Task brief: Copy every line of the entries that includes the word "всегда".

************

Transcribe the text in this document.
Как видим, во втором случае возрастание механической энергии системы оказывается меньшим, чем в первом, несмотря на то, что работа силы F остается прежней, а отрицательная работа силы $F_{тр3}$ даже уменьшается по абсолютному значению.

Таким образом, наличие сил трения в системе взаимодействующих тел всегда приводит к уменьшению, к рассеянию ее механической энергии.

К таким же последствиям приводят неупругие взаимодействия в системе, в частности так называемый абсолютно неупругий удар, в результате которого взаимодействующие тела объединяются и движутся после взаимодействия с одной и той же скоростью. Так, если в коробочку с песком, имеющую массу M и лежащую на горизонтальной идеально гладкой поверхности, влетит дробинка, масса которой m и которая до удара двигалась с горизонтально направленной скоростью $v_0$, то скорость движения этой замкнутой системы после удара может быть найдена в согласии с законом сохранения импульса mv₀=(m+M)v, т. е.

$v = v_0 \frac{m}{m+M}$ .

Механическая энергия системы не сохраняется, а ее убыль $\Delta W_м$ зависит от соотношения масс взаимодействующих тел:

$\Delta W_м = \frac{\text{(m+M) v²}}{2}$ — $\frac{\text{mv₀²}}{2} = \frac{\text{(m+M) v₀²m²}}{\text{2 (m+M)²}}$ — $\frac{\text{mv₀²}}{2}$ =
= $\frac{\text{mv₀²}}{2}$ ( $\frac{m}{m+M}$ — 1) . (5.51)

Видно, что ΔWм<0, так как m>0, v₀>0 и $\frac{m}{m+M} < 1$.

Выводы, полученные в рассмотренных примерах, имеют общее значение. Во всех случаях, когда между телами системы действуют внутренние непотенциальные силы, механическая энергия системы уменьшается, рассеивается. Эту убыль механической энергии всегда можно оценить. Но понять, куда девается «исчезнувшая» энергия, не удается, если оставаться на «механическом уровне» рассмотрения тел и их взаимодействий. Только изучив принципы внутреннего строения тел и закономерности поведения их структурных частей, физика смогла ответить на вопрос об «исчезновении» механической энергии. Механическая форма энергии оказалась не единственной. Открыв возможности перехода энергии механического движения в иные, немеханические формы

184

************

Task answer:
Таким образом, наличие сил трения в системе взаимодействующих тел всегда приводит к уменьшению, к рассеянию ее механической энергии.
Выводы, полученные в рассмотренных примерах, имеют общее значение. Во всех случаях, когда между телами системы действуют внутренние непотенциальные силы, механическая энергия системы уменьшается, рассеивается. Эту убыль механической энергии всегда можно оценить. Но понять, куда девается «исчезнувшая» энергия, не удается, если оставаться на «механическом уровне» рассмотрения тел и их взаимодействий. Только изучив принципы внутреннего строения тел и закономерности поведения их структурных частей, физика смогла ответить на вопрос об «исчезновении» механической энергии. Механическая форма энергии оказалась не единственной. Открыв возможности перехода энергии механического движения в иные, немеханические формы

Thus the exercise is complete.